This concept is popularly known as 'Economies of Scale'. Many firms in different sectors of the economy are experiencing the economies of scale by virtue of expanding their economic activities to a greater level. The economies of scale may be internal or external. Internal economies of scale are experienced within the same firm while external economies of scale are experienced in the same industry. In this paper the internal economies of scale are discussed in detail in the Section-I. Subsequently disadvantages of the economies of scale for a firm as well as for the consumers of the firms experiencing economies of scale are described in the section-II and III. Finally the implications of the regulatory authorities on the concept of 'minimum efficient scale' has been described in section-IV.
If the average cost per unit of input falls per unit increase in the output, then the firm is said to be enjoying the internal economies of scale. This in other words it can be expressed as a percentage change in all inputs leads to a greater percentage change in outputs. Here average total cost (ATC) first decreases because fixed cost such as buildings, equipments and management expenses remains constant and have been utilized to their optimum. The total cost is spread over a greater range of outputs. This increasing returns to scale is achieved till an optimum level after which any increase in the quantity of input, the average total cost(ATC) increases showing the diseconomies of scale. Firms which generally require large capital investments show economies of scale. This internal economies of scale is of five types, such as technical, commercial, managerial, financial and risk bearing economies. The pattern of the economies of scale is shown in the figure- 1.

§ **Short problem A**
In the passage on economies of scale, rewrite the part between "This concept is" and "described in section-IV.", inclusive, replacing "paper" with "article".
§ **Short problem B**
According to the passage on economies of scale, what five types of internal economies of scale are there?
§ **Short problem C**
Decide whether each statement agrees with the passage on economies of scale, answering yes or no and quoting the words that decide it: (i) Internal economies of scale are experienced within the same firm. (ii) Firms that generally require small capital investments show economies of scale. (iii) The disadvantages of the economies of scale are described in Section-I.

§ **Stored records**
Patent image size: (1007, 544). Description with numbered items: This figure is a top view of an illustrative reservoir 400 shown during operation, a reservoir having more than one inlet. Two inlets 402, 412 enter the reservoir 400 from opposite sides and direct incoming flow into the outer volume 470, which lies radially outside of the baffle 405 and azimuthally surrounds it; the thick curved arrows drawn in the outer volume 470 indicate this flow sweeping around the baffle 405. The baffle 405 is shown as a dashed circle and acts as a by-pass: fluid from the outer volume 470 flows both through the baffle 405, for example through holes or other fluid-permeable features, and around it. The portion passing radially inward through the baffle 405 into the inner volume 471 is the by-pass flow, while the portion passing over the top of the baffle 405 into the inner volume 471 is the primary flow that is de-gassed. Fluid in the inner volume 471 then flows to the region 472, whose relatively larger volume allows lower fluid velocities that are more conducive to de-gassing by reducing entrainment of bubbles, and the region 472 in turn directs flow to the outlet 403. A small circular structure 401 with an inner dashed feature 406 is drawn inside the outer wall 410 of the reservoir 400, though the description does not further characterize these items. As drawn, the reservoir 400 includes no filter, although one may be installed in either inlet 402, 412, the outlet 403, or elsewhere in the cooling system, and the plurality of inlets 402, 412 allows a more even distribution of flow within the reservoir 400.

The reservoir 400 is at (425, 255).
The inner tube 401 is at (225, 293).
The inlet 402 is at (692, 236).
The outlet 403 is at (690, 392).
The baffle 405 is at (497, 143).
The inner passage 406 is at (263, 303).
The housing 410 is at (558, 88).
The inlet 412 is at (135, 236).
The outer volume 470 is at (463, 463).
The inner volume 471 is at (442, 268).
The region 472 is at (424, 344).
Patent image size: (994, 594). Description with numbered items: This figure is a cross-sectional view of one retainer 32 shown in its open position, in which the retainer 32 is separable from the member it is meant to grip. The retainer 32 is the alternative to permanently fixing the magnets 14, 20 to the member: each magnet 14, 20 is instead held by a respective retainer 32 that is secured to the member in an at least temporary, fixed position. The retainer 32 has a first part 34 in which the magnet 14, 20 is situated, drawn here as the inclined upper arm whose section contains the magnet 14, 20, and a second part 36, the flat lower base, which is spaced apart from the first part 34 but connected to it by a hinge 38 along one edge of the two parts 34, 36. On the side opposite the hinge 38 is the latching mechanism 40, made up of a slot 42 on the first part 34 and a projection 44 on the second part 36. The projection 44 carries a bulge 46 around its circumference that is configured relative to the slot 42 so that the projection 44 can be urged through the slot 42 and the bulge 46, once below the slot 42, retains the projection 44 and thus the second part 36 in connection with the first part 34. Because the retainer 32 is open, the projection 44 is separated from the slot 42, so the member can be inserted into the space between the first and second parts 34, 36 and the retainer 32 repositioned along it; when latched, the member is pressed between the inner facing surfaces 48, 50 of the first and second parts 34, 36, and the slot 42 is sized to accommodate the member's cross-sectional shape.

§ **Worked answer A**
This concept is popularly known as 'Economies of Scale'. Many firms in different sectors of the economy are experiencing the economies of scale by virtue of expanding their economic activities to a greater level. The economies of scale may be internal or external. Internal economies of scale are experienced within the same firm while external economies of scale are experienced in the same industry. In this article the internal economies of scale are discussed in detail in the Section-I. Subsequently disadvantages of the economies of scale for a firm as well as for the consumers of the firms experiencing economies of scale are described in the section-II and III. Finally the implications of the regulatory authorities on the concept of 'minimum efficient scale' has been described in section-IV.

§ **Worked answer B**
Technical, commercial, managerial, financial and risk bearing economies.

§ **Worked answer C**
(i) Yes: "Internal economies of scale are experienced within the same firm"
(ii) No: "Firms which generally require large capital investments show economies of scale."
(iii) No: "disadvantages of the economies of scale for a firm as well as for the consumers of the firms experiencing economies of scale are described in the section-II and III"